GIVEN EXERCISE: Reproduce all of the listing below without alteration.

Start of RECORDS PROVIDED

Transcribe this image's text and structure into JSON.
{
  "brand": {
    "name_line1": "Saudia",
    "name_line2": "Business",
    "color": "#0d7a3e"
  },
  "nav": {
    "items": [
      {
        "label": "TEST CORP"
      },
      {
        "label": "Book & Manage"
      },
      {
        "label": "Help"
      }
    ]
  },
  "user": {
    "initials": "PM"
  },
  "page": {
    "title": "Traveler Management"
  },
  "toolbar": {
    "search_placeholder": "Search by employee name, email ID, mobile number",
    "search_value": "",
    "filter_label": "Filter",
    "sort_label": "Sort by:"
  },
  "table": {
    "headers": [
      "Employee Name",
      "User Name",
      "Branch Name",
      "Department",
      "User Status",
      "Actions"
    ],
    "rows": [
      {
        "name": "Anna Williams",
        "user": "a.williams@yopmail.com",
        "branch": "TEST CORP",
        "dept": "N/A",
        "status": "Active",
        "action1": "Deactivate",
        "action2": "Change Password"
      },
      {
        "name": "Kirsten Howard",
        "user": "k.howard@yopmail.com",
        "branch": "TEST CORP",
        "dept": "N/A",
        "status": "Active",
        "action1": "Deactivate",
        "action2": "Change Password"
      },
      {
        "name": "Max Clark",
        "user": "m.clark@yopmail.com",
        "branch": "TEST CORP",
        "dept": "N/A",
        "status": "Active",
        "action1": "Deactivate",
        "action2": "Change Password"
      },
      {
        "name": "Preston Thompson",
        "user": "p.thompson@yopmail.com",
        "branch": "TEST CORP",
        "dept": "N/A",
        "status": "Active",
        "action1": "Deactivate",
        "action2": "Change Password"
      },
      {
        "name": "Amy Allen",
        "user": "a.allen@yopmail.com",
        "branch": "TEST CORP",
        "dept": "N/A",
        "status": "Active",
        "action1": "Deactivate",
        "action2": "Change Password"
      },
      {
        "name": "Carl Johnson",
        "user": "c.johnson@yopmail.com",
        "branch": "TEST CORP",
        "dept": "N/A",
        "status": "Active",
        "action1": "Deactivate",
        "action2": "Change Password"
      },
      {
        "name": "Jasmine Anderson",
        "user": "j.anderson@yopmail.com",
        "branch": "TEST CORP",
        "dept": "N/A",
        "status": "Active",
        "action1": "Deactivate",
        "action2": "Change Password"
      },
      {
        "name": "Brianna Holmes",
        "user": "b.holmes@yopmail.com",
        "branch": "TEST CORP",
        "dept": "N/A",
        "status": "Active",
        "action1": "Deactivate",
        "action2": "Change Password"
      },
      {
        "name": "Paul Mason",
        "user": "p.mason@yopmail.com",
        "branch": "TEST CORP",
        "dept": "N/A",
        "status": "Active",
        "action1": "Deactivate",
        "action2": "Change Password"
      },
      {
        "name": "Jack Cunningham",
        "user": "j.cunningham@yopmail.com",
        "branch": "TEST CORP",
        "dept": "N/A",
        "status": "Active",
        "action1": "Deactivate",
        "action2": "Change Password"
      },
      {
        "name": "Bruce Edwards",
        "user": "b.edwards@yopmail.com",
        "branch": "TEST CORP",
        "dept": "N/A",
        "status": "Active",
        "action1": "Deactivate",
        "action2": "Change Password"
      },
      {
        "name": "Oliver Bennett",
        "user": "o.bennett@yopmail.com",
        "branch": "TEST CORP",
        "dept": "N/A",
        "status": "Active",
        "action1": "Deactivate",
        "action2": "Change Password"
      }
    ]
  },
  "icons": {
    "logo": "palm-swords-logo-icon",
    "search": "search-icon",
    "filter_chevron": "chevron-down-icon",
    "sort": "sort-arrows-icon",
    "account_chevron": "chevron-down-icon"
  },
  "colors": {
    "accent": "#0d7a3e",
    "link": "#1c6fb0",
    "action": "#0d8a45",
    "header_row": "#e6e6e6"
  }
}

End of RECORDS PROVIDED

REPLY TO THE EXERCISE:
Transcribe this image's text and structure into JSON.
{
  "brand": {
    "name_line1": "Saudia",
    "name_line2": "Business",
    "color": "#0d7a3e"
  },
  "nav": {
    "items": [
      {
        "label": "TEST CORP"
      },
      {
        "label": "Book & Manage"
      },
      {
        "label": "Help"
      }
    ]
  },
  "user": {
    "initials": "PM"
  },
  "page": {
    "title": "Traveler Management"
  },
  "toolbar": {
    "search_placeholder": "Search by employee name, email ID, mobile number",
    "search_value": "",
    "filter_label": "Filter",
    "sort_label": "Sort by:"
  },
  "table": {
    "headers": [
      "Employee Name",
      "User Name",
      "Branch Name",
      "Department",
      "User Status",
      "Actions"
    ],
    "rows": [
      {
        "name": "Anna Williams",
        "user": "a.williams@yopmail.com",
        "branch": "TEST CORP",
        "dept": "N/A",
        "status": "Active",
        "action1": "Deactivate",
        "action2": "Change Password"
      },
      {
        "name": "Kirsten Howard",
        "user": "k.howard@yopmail.com",
        "branch": "TEST CORP",
        "dept": "N/A",
        "status": "Active",
        "action1": "Deactivate",
        "action2": "Change Password"
      },
      {
        "name": "Max Clark",
        "user": "m.clark@yopmail.com",
        "branch": "TEST CORP",
        "dept": "N/A",
        "status": "Active",
        "action1": "Deactivate",
        "action2": "Change Password"
      },
      {
        "name": "Preston Thompson",
        "user": "p.thompson@yopmail.com",
        "branch": "TEST CORP",
        "dept": "N/A",
        "status": "Active",
        "action1": "Deactivate",
        "action2": "Change Password"
      },
      {
        "name": "Amy Allen",
        "user": "a.allen@yopmail.com",
        "branch": "TEST CORP",
        "dept": "N/A",
        "status": "Active",
        "action1": "Deactivate",
        "action2": "Change Password"
      },
      {
        "name": "Carl Johnson",
        "user": "c.johnson@yopmail.com",
        "branch": "TEST CORP",
        "dept": "N/A",
        "status": "Active",
        "action1": "Deactivate",
        "action2": "Change Password"
      },
      {
        "name": "Jasmine Anderson",
        "user": "j.anderson@yopmail.com",
        "branch": "TEST CORP",
        "dept": "N/A",
        "status": "Active",
        "action1": "Deactivate",
        "action2": "Change Password"
      },
      {
        "name": "Brianna Holmes",
        "user": "b.holmes@yopmail.com",
        "branch": "TEST CORP",
        "dept": "N/A",
        "status": "Active",
        "action1": "Deactivate",
        "action2": "Change Password"
      },
      {
        "name": "Paul Mason",
        "user": "p.mason@yopmail.com",
        "branch": "TEST CORP",
        "dept": "N/A",
        "status": "Active",
        "action1": "Deactivate",
        "action2": "Change Password"
      },
      {
        "name": "Jack Cunningham",
        "user": "j.cunningham@yopmail.com",
        "branch": "TEST CORP",
        "dept": "N/A",
        "status": "Active",
        "action1": "Deactivate",
        "action2": "Change Password"
      },
      {
        "name": "Bruce Edwards",
        "user": "b.edwards@yopmail.com",
        "branch": "TEST CORP",
        "dept": "N/A",
        "status": "Active",
        "action1": "Deactivate",
        "action2": "Change Password"
      },
      {
        "name": "Oliver Bennett",
        "user": "o.bennett@yopmail.com",
        "branch": "TEST CORP",
        "dept": "N/A",
        "status": "Active",
        "action1": "Deactivate",
        "action2": "Change Password"
      }
    ]
  },
  "icons": {
    "logo": "palm-swords-logo-icon",
    "search": "search-icon",
    "filter_chevron": "chevron-down-icon",
    "sort": "sort-arrows-icon",
    "account_chevron": "chevron-down-icon"
  },
  "colors": {
    "accent": "#0d7a3e",
    "link": "#1c6fb0",
    "action": "#0d8a45",
    "header_row": "#e6e6e6"
  }
}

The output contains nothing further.